-- Your task --
Every entry needs to be reproduced exactly.

[Figure dataset records]

======

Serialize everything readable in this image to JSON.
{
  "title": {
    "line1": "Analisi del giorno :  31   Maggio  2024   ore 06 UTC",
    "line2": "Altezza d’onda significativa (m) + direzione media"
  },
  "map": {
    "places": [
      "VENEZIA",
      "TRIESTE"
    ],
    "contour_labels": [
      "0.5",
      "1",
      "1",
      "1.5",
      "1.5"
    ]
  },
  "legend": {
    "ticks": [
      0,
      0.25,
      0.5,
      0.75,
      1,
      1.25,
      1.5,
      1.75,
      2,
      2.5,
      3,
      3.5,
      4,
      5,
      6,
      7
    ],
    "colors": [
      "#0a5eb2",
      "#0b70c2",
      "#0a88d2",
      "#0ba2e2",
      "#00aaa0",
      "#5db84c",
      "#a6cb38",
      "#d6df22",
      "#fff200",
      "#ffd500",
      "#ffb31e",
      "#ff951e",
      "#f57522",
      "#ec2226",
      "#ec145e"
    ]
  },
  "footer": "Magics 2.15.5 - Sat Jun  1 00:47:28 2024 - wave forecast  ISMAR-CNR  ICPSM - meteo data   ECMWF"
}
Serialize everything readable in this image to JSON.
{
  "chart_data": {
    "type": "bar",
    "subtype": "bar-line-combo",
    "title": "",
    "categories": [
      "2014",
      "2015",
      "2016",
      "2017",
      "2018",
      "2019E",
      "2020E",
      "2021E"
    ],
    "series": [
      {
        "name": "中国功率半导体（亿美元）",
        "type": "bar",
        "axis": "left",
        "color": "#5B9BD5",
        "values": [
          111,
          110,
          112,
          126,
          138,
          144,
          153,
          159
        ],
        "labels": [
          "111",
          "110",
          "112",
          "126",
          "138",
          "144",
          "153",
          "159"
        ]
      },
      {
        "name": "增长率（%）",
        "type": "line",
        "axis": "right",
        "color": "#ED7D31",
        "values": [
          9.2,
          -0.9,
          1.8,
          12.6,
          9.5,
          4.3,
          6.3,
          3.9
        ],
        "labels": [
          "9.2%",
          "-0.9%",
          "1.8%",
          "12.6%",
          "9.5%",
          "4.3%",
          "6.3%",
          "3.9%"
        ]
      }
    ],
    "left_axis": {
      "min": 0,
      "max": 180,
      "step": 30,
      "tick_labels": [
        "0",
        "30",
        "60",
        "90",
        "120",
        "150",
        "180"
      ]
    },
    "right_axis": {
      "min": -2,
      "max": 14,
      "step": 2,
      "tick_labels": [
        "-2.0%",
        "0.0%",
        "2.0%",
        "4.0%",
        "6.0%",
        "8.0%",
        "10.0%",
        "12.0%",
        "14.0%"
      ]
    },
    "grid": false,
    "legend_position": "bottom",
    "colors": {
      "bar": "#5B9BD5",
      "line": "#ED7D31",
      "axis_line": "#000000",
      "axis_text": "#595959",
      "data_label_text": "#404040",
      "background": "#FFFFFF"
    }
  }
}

======

-- The output --
Serialize everything readable in this image to JSON.
{
  "title": {
    "line1": "Analisi del giorno :  31   Maggio  2024   ore 06 UTC",
    "line2": "Altezza d’onda significativa (m) + direzione media"
  },
  "map": {
    "places": [
      "VENEZIA",
      "TRIESTE"
    ],
    "contour_labels": [
      "0.5",
      "1",
      "1",
      "1.5",
      "1.5"
    ]
  },
  "legend": {
    "ticks": [
      0,
      0.25,
      0.5,
      0.75,
      1,
      1.25,
      1.5,
      1.75,
      2,
      2.5,
      3,
      3.5,
      4,
      5,
      6,
      7
    ],
    "colors": [
      "#0a5eb2",
      "#0b70c2",
      "#0a88d2",
      "#0ba2e2",
      "#00aaa0",
      "#5db84c",
      "#a6cb38",
      "#d6df22",
      "#fff200",
      "#ffd500",
      "#ffb31e",
      "#ff951e",
      "#f57522",
      "#ec2226",
      "#ec145e"
    ]
  },
  "footer": "Magics 2.15.5 - Sat Jun  1 00:47:28 2024 - wave forecast  ISMAR-CNR  ICPSM - meteo data   ECMWF"
}
Serialize everything readable in this image to JSON.
{
  "chart_data": {
    "type": "bar",
    "subtype": "bar-line-combo",
    "title": "",
    "categories": [
      "2014",
      "2015",
      "2016",
      "2017",
      "2018",
      "2019E",
      "2020E",
      "2021E"
    ],
    "series": [
      {
        "name": "中国功率半导体（亿美元）",
        "type": "bar",
        "axis": "left",
        "color": "#5B9BD5",
        "values": [
          111,
          110,
          112,
          126,
          138,
          144,
          153,
          159
        ],
        "labels": [
          "111",
          "110",
          "112",
          "126",
          "138",
          "144",
          "153",
          "159"
        ]
      },
      {
        "name": "增长率（%）",
        "type": "line",
        "axis": "right",
        "color": "#ED7D31",
        "values": [
          9.2,
          -0.9,
          1.8,
          12.6,
          9.5,
          4.3,
          6.3,
          3.9
        ],
        "labels": [
          "9.2%",
          "-0.9%",
          "1.8%",
          "12.6%",
          "9.5%",
          "4.3%",
          "6.3%",
          "3.9%"
        ]
      }
    ],
    "left_axis": {
      "min": 0,
      "max": 180,
      "step": 30,
      "tick_labels": [
        "0",
        "30",
        "60",
        "90",
        "120",
        "150",
        "180"
      ]
    },
    "right_axis": {
      "min": -2,
      "max": 14,
      "step": 2,
      "tick_labels": [
        "-2.0%",
        "0.0%",
        "2.0%",
        "4.0%",
        "6.0%",
        "8.0%",
        "10.0%",
        "12.0%",
        "14.0%"
      ]
    },
    "grid": false,
    "legend_position": "bottom",
    "colors": {
      "bar": "#5B9BD5",
      "line": "#ED7D31",
      "axis_line": "#000000",
      "axis_text": "#595959",
      "data_label_text": "#404040",
      "background": "#FFFFFF"
    }
  }
}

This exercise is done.